[Data entries]

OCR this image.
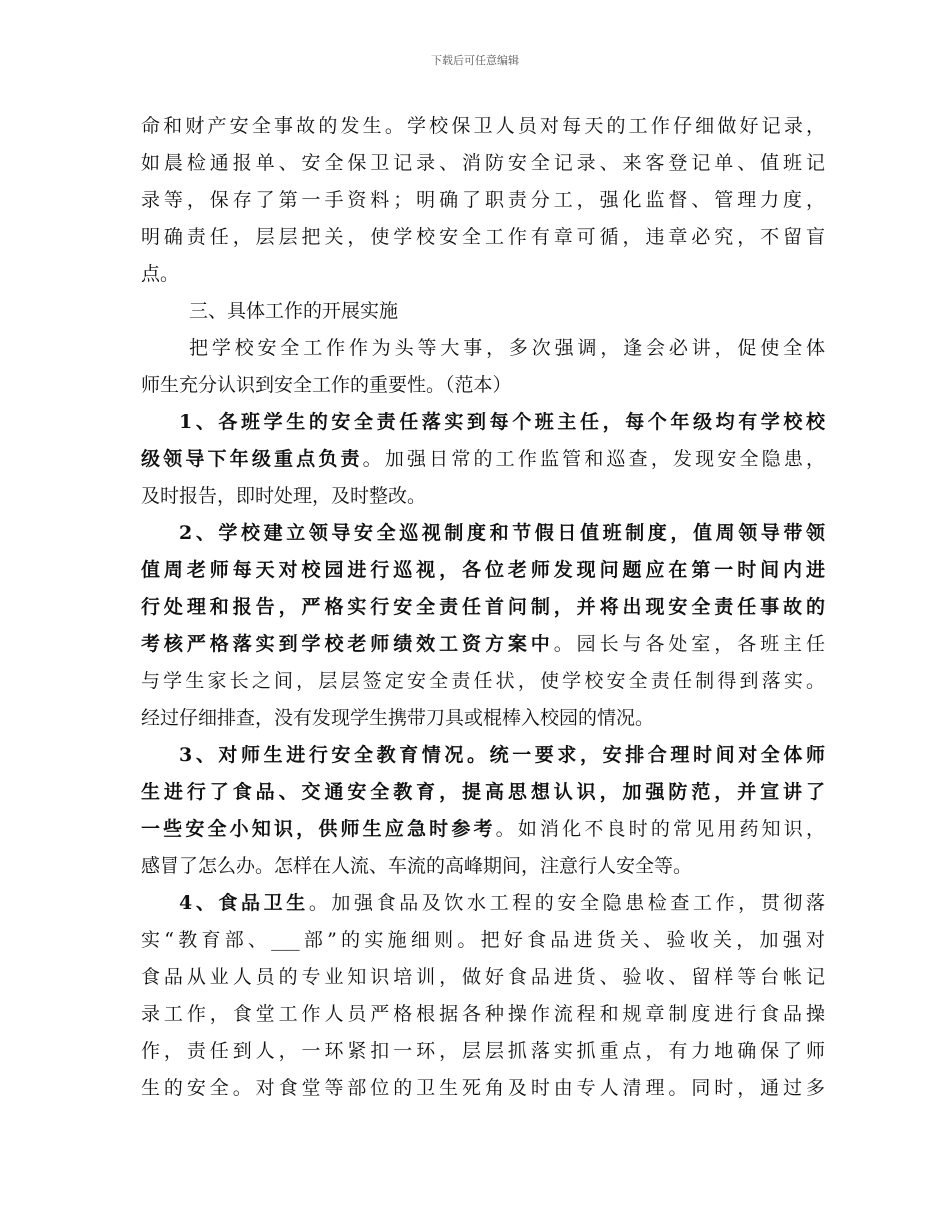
下载后可任意编辑
命和财产安全事故的发生。学校保卫人员对每天的工作仔细做好记录，
如晨检通报单、安全保卫记录、消防安全记录、来客登记单、值班记
录等，保存了第一手资料；明确了职责分工，强化监督、管理力度，
明确责任，层层把关，使学校安全工作有章可循，违章必究，不留盲
点。
三、具体工作的开展实施
把学校安全工作作为头等大事，多次强调，逢会必讲，促使全体
师生充分认识到安全工作的重要性。（范本）
1、各班学生的安全责任落实到每个班主任，每个年级均有学校校
级领导下年级重点负责。加强日常的工作监管和巡查，发现安全隐患，
及时报告，即时处理，及时整改。
2、学校建立领导安全巡视制度和节假日值班制度，值周领导带领
值周老师每天对校园进行巡视，各位老师发现问题应在第一时间内进
行处理和报告，严格实行安全责任首问制，并将出现安全责任事故的
考核严格落实到学校老师绩效工资方案中。园长与各处室，各班主任
与学生家长之间，层层签定安全责任状，使学校安全责任制得到落实。
经过仔细排查，没有发现学生携带刀具或棍棒入校园的情况。
3、对师生进行安全教育情况。统一要求，安排合理时间对全体师
生进行了食品、交通安全教育，提高思想认识，加强防范，并宣讲了
一些安全小知识，供师生应急时参考。如消化不良时的常见用药知识，
感冒了怎么办。怎样在人流、车流的高峰期间，注意行人安全等。
4、食品卫生。加强食品及饮水工程的安全隐患检查工作，贯彻落
实“教育部、___部”的实施细则。把好食品进货关、验收关，加强对
食品从业人员的专业知识培训，做好食品进货、验收、留样等台帐记
录工作，食堂工作人员严格根据各种操作流程和规章制度进行食品操
作，责任到人，一环紧扣一环，层层抓落实抓重点，有力地确保了师
生的安全。对食堂等部位的卫生死角及时由专人清理。同时，通过多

_Instruction_. Leaving out the pictures, repeat the data above exactly.

_Reply to the task_.
OCR this image.
下载后可任意编辑
命和财产安全事故的发生。学校保卫人员对每天的工作仔细做好记录，
如晨检通报单、安全保卫记录、消防安全记录、来客登记单、值班记
录等，保存了第一手资料；明确了职责分工，强化监督、管理力度，
明确责任，层层把关，使学校安全工作有章可循，违章必究，不留盲
点。
三、具体工作的开展实施
把学校安全工作作为头等大事，多次强调，逢会必讲，促使全体
师生充分认识到安全工作的重要性。（范本）
1、各班学生的安全责任落实到每个班主任，每个年级均有学校校
级领导下年级重点负责。加强日常的工作监管和巡查，发现安全隐患，
及时报告，即时处理，及时整改。
2、学校建立领导安全巡视制度和节假日值班制度，值周领导带领
值周老师每天对校园进行巡视，各位老师发现问题应在第一时间内进
行处理和报告，严格实行安全责任首问制，并将出现安全责任事故的
考核严格落实到学校老师绩效工资方案中。园长与各处室，各班主任
与学生家长之间，层层签定安全责任状，使学校安全责任制得到落实。
经过仔细排查，没有发现学生携带刀具或棍棒入校园的情况。
3、对师生进行安全教育情况。统一要求，安排合理时间对全体师
生进行了食品、交通安全教育，提高思想认识，加强防范，并宣讲了
一些安全小知识，供师生应急时参考。如消化不良时的常见用药知识，
感冒了怎么办。怎样在人流、车流的高峰期间，注意行人安全等。
4、食品卫生。加强食品及饮水工程的安全隐患检查工作，贯彻落
实“教育部、___部”的实施细则。把好食品进货关、验收关，加强对
食品从业人员的专业知识培训，做好食品进货、验收、留样等台帐记
录工作，食堂工作人员严格根据各种操作流程和规章制度进行食品操
作，责任到人，一环紧扣一环，层层抓落实抓重点，有力地确保了师
生的安全。对食堂等部位的卫生死角及时由专人清理。同时，通过多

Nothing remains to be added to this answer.